▶ [Task material]:

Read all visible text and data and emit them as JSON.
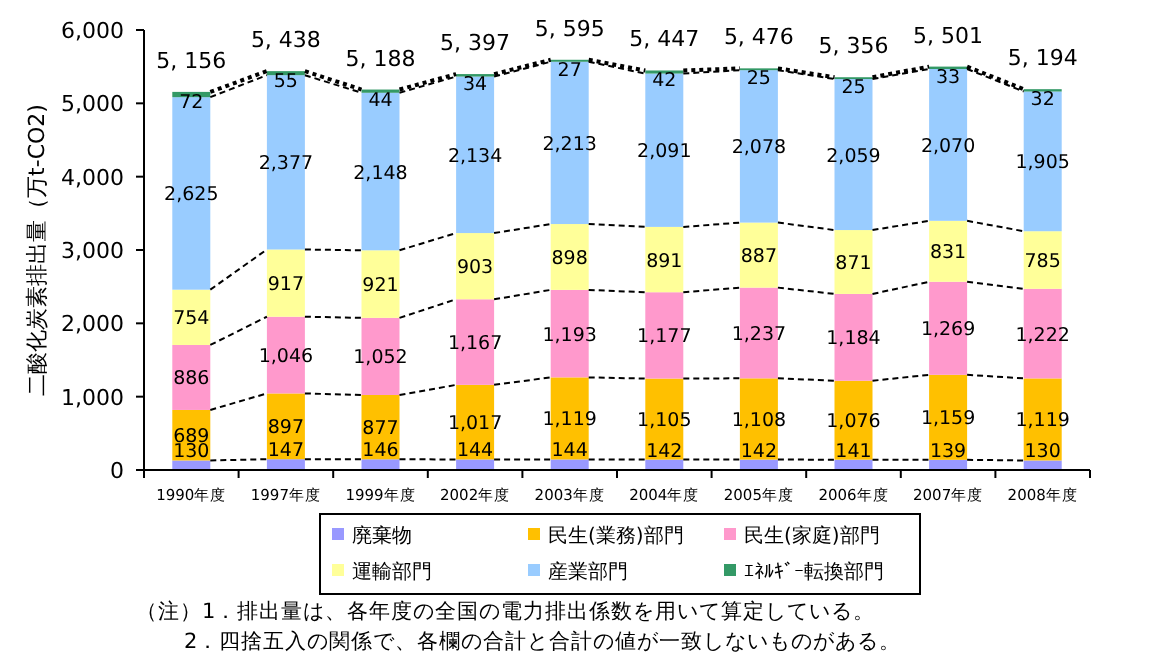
{
  "chart_data": {
    "type": "bar",
    "stacked": true,
    "ylabel": "二酸化炭素排出量（万t-CO2)",
    "categories": [
      "1990年度",
      "1997年度",
      "1999年度",
      "2002年度",
      "2003年度",
      "2004年度",
      "2005年度",
      "2006年度",
      "2007年度",
      "2008年度"
    ],
    "series": [
      {
        "name": "廃棄物",
        "color": "#9999ff",
        "values": [
          130,
          147,
          146,
          144,
          144,
          142,
          142,
          141,
          139,
          130
        ],
        "value_labels": [
          "130",
          "147",
          "146",
          "144",
          "144",
          "142",
          "142",
          "141",
          "139",
          "130"
        ]
      },
      {
        "name": "民生(業務)部門",
        "color": "#ffc000",
        "values": [
          689,
          897,
          877,
          1017,
          1119,
          1105,
          1108,
          1076,
          1159,
          1119
        ],
        "value_labels": [
          "689",
          "897",
          "877",
          "1,017",
          "1,119",
          "1,105",
          "1,108",
          "1,076",
          "1,159",
          "1,119"
        ]
      },
      {
        "name": "民生(家庭)部門",
        "color": "#ff99cc",
        "values": [
          886,
          1046,
          1052,
          1167,
          1193,
          1177,
          1237,
          1184,
          1269,
          1222
        ],
        "value_labels": [
          "886",
          "1,046",
          "1,052",
          "1,167",
          "1,193",
          "1,177",
          "1,237",
          "1,184",
          "1,269",
          "1,222"
        ]
      },
      {
        "name": "運輸部門",
        "color": "#ffff99",
        "values": [
          754,
          917,
          921,
          903,
          898,
          891,
          887,
          871,
          831,
          785
        ],
        "value_labels": [
          "754",
          "917",
          "921",
          "903",
          "898",
          "891",
          "887",
          "871",
          "831",
          "785"
        ]
      },
      {
        "name": "産業部門",
        "color": "#99ccff",
        "values": [
          2625,
          2377,
          2148,
          2134,
          2213,
          2091,
          2078,
          2059,
          2070,
          1905
        ],
        "value_labels": [
          "2,625",
          "2,377",
          "2,148",
          "2,134",
          "2,213",
          "2,091",
          "2,078",
          "2,059",
          "2,070",
          "1,905"
        ]
      },
      {
        "name": "ｴﾈﾙｷﾞｰ転換部門",
        "color": "#339966",
        "values": [
          72,
          55,
          44,
          34,
          27,
          42,
          25,
          25,
          33,
          32
        ],
        "value_labels": [
          "72",
          "55",
          "44",
          "34",
          "27",
          "42",
          "25",
          "25",
          "33",
          "32"
        ]
      }
    ],
    "totals": [
      "5, 156",
      "5, 438",
      "5, 188",
      "5, 397",
      "5, 595",
      "5, 447",
      "5, 476",
      "5, 356",
      "5, 501",
      "5, 194"
    ],
    "ylim": [
      0,
      6000
    ],
    "yticks": [
      0,
      {
        "value": 1000,
        "label": "1,000"
      },
      {
        "value": 2000,
        "label": "2,000"
      },
      {
        "value": 3000,
        "label": "3,000"
      },
      {
        "value": 4000,
        "label": "4,000"
      },
      {
        "value": 5000,
        "label": "5,000"
      },
      {
        "value": 6000,
        "label": "6,000"
      }
    ],
    "grid": false,
    "legend": "bottom",
    "annotations": [
      "（注）1．排出量は、各年度の全国の電力排出係数を用いて算定している。",
      "2．四捨五入の関係で、各欄の合計と合計の値が一致しないものがある。"
    ]
  }
}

▶ [Problem description]:
Transcribe the listing above verbatim. Omit the pictures.

▶ [The response]:
Read all visible text and data and emit them as JSON.
{
  "chart_data": {
    "type": "bar",
    "stacked": true,
    "ylabel": "二酸化炭素排出量（万t-CO2)",
    "categories": [
      "1990年度",
      "1997年度",
      "1999年度",
      "2002年度",
      "2003年度",
      "2004年度",
      "2005年度",
      "2006年度",
      "2007年度",
      "2008年度"
    ],
    "series": [
      {
        "name": "廃棄物",
        "color": "#9999ff",
        "values": [
          130,
          147,
          146,
          144,
          144,
          142,
          142,
          141,
          139,
          130
        ],
        "value_labels": [
          "130",
          "147",
          "146",
          "144",
          "144",
          "142",
          "142",
          "141",
          "139",
          "130"
        ]
      },
      {
        "name": "民生(業務)部門",
        "color": "#ffc000",
        "values": [
          689,
          897,
          877,
          1017,
          1119,
          1105,
          1108,
          1076,
          1159,
          1119
        ],
        "value_labels": [
          "689",
          "897",
          "877",
          "1,017",
          "1,119",
          "1,105",
          "1,108",
          "1,076",
          "1,159",
          "1,119"
        ]
      },
      {
        "name": "民生(家庭)部門",
        "color": "#ff99cc",
        "values": [
          886,
          1046,
          1052,
          1167,
          1193,
          1177,
          1237,
          1184,
          1269,
          1222
        ],
        "value_labels": [
          "886",
          "1,046",
          "1,052",
          "1,167",
          "1,193",
          "1,177",
          "1,237",
          "1,184",
          "1,269",
          "1,222"
        ]
      },
      {
        "name": "運輸部門",
        "color": "#ffff99",
        "values": [
          754,
          917,
          921,
          903,
          898,
          891,
          887,
          871,
          831,
          785
        ],
        "value_labels": [
          "754",
          "917",
          "921",
          "903",
          "898",
          "891",
          "887",
          "871",
          "831",
          "785"
        ]
      },
      {
        "name": "産業部門",
        "color": "#99ccff",
        "values": [
          2625,
          2377,
          2148,
          2134,
          2213,
          2091,
          2078,
          2059,
          2070,
          1905
        ],
        "value_labels": [
          "2,625",
          "2,377",
          "2,148",
          "2,134",
          "2,213",
          "2,091",
          "2,078",
          "2,059",
          "2,070",
          "1,905"
        ]
      },
      {
        "name": "ｴﾈﾙｷﾞｰ転換部門",
        "color": "#339966",
        "values": [
          72,
          55,
          44,
          34,
          27,
          42,
          25,
          25,
          33,
          32
        ],
        "value_labels": [
          "72",
          "55",
          "44",
          "34",
          "27",
          "42",
          "25",
          "25",
          "33",
          "32"
        ]
      }
    ],
    "totals": [
      "5, 156",
      "5, 438",
      "5, 188",
      "5, 397",
      "5, 595",
      "5, 447",
      "5, 476",
      "5, 356",
      "5, 501",
      "5, 194"
    ],
    "ylim": [
      0,
      6000
    ],
    "yticks": [
      0,
      {
        "value": 1000,
        "label": "1,000"
      },
      {
        "value": 2000,
        "label": "2,000"
      },
      {
        "value": 3000,
        "label": "3,000"
      },
      {
        "value": 4000,
        "label": "4,000"
      },
      {
        "value": 5000,
        "label": "5,000"
      },
      {
        "value": 6000,
        "label": "6,000"
      }
    ],
    "grid": false,
    "legend": "bottom",
    "annotations": [
      "（注）1．排出量は、各年度の全国の電力排出係数を用いて算定している。",
      "2．四捨五入の関係で、各欄の合計と合計の値が一致しないものがある。"
    ]
  }
}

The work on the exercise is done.